_Task details_. Write out all the data again, exactly as it stands.

========================================================================

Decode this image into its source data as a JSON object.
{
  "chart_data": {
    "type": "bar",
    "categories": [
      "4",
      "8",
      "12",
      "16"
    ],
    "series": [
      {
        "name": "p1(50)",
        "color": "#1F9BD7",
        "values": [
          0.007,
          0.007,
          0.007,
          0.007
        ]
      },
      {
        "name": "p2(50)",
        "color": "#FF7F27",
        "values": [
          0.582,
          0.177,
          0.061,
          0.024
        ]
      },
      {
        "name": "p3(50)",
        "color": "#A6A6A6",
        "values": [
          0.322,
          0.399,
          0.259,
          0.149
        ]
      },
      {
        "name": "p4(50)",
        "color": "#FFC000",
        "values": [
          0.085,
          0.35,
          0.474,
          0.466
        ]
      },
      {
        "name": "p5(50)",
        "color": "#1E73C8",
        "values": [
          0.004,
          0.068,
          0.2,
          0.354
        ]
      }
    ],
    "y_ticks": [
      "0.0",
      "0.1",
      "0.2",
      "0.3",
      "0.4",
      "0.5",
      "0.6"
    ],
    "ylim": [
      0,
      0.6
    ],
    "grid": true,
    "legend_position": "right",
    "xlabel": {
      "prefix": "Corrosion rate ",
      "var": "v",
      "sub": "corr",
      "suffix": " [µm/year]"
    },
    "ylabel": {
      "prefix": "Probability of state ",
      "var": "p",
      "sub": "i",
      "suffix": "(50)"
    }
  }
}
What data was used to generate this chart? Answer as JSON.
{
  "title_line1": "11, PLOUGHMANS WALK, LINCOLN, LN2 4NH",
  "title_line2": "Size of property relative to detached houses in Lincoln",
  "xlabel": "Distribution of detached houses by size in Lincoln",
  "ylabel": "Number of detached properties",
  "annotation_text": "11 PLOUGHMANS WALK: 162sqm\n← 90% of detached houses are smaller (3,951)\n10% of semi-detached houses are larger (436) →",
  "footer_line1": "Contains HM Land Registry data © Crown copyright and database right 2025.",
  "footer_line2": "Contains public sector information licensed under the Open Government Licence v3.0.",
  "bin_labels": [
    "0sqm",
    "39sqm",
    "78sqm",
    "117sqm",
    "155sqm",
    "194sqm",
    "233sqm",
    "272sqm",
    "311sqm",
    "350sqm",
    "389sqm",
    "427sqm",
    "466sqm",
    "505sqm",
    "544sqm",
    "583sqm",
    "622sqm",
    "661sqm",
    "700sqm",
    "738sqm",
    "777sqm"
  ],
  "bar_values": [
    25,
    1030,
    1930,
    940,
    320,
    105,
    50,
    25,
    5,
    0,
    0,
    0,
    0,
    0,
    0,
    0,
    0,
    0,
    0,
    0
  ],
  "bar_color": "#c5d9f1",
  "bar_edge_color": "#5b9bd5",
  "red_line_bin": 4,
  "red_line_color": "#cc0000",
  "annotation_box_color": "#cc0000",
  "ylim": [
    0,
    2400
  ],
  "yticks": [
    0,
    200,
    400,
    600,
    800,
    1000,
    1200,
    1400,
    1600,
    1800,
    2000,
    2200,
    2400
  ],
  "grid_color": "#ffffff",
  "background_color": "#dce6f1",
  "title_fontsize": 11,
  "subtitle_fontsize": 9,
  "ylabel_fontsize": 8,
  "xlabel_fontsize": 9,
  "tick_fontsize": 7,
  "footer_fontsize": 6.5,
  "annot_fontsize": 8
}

========================================================================

_Expected answer_.
Decode this image into its source data as a JSON object.
{
  "chart_data": {
    "type": "bar",
    "categories": [
      "4",
      "8",
      "12",
      "16"
    ],
    "series": [
      {
        "name": "p1(50)",
        "color": "#1F9BD7",
        "values": [
          0.007,
          0.007,
          0.007,
          0.007
        ]
      },
      {
        "name": "p2(50)",
        "color": "#FF7F27",
        "values": [
          0.582,
          0.177,
          0.061,
          0.024
        ]
      },
      {
        "name": "p3(50)",
        "color": "#A6A6A6",
        "values": [
          0.322,
          0.399,
          0.259,
          0.149
        ]
      },
      {
        "name": "p4(50)",
        "color": "#FFC000",
        "values": [
          0.085,
          0.35,
          0.474,
          0.466
        ]
      },
      {
        "name": "p5(50)",
        "color": "#1E73C8",
        "values": [
          0.004,
          0.068,
          0.2,
          0.354
        ]
      }
    ],
    "y_ticks": [
      "0.0",
      "0.1",
      "0.2",
      "0.3",
      "0.4",
      "0.5",
      "0.6"
    ],
    "ylim": [
      0,
      0.6
    ],
    "grid": true,
    "legend_position": "right",
    "xlabel": {
      "prefix": "Corrosion rate ",
      "var": "v",
      "sub": "corr",
      "suffix": " [µm/year]"
    },
    "ylabel": {
      "prefix": "Probability of state ",
      "var": "p",
      "sub": "i",
      "suffix": "(50)"
    }
  }
}
What data was used to generate this chart? Answer as JSON.
{
  "title_line1": "11, PLOUGHMANS WALK, LINCOLN, LN2 4NH",
  "title_line2": "Size of property relative to detached houses in Lincoln",
  "xlabel": "Distribution of detached houses by size in Lincoln",
  "ylabel": "Number of detached properties",
  "annotation_text": "11 PLOUGHMANS WALK: 162sqm\n← 90% of detached houses are smaller (3,951)\n10% of semi-detached houses are larger (436) →",
  "footer_line1": "Contains HM Land Registry data © Crown copyright and database right 2025.",
  "footer_line2": "Contains public sector information licensed under the Open Government Licence v3.0.",
  "bin_labels": [
    "0sqm",
    "39sqm",
    "78sqm",
    "117sqm",
    "155sqm",
    "194sqm",
    "233sqm",
    "272sqm",
    "311sqm",
    "350sqm",
    "389sqm",
    "427sqm",
    "466sqm",
    "505sqm",
    "544sqm",
    "583sqm",
    "622sqm",
    "661sqm",
    "700sqm",
    "738sqm",
    "777sqm"
  ],
  "bar_values": [
    25,
    1030,
    1930,
    940,
    320,
    105,
    50,
    25,
    5,
    0,
    0,
    0,
    0,
    0,
    0,
    0,
    0,
    0,
    0,
    0
  ],
  "bar_color": "#c5d9f1",
  "bar_edge_color": "#5b9bd5",
  "red_line_bin": 4,
  "red_line_color": "#cc0000",
  "annotation_box_color": "#cc0000",
  "ylim": [
    0,
    2400
  ],
  "yticks": [
    0,
    200,
    400,
    600,
    800,
    1000,
    1200,
    1400,
    1600,
    1800,
    2000,
    2200,
    2400
  ],
  "grid_color": "#ffffff",
  "background_color": "#dce6f1",
  "title_fontsize": 11,
  "subtitle_fontsize": 9,
  "ylabel_fontsize": 8,
  "xlabel_fontsize": 9,
  "tick_fontsize": 7,
  "footer_fontsize": 6.5,
  "annot_fontsize": 8
}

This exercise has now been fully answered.